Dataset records
<<<<
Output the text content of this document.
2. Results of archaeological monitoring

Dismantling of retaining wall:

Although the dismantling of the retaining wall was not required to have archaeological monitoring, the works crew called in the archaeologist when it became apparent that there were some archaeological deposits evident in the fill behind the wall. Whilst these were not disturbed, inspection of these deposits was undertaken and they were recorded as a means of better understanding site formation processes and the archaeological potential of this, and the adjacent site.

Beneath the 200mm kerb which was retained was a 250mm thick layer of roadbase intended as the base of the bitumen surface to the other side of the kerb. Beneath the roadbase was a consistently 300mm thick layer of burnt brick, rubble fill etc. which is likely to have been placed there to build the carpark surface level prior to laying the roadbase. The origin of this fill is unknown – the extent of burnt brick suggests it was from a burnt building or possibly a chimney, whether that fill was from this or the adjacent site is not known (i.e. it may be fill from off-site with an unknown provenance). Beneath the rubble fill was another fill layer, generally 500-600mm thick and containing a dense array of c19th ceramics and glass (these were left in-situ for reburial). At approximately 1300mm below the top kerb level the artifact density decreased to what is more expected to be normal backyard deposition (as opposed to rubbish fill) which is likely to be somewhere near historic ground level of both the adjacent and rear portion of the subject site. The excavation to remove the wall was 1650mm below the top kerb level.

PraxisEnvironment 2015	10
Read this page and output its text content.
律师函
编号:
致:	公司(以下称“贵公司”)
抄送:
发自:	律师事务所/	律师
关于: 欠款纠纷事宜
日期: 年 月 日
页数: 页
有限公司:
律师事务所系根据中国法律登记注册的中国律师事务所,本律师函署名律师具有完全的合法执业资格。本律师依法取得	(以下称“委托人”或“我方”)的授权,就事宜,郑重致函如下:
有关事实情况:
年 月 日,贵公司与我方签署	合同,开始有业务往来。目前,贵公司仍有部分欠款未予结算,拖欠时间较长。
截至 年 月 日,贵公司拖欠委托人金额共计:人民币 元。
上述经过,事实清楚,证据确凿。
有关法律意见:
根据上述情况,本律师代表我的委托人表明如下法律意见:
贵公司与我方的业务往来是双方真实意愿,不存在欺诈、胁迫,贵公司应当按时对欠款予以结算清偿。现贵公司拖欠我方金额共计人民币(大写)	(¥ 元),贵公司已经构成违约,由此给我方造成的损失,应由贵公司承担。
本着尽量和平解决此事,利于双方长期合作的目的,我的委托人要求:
>>>>
_Exercise task_
Exactly how many lines of the material contain the word "content"? Write the number alone.

_Expected answer_
2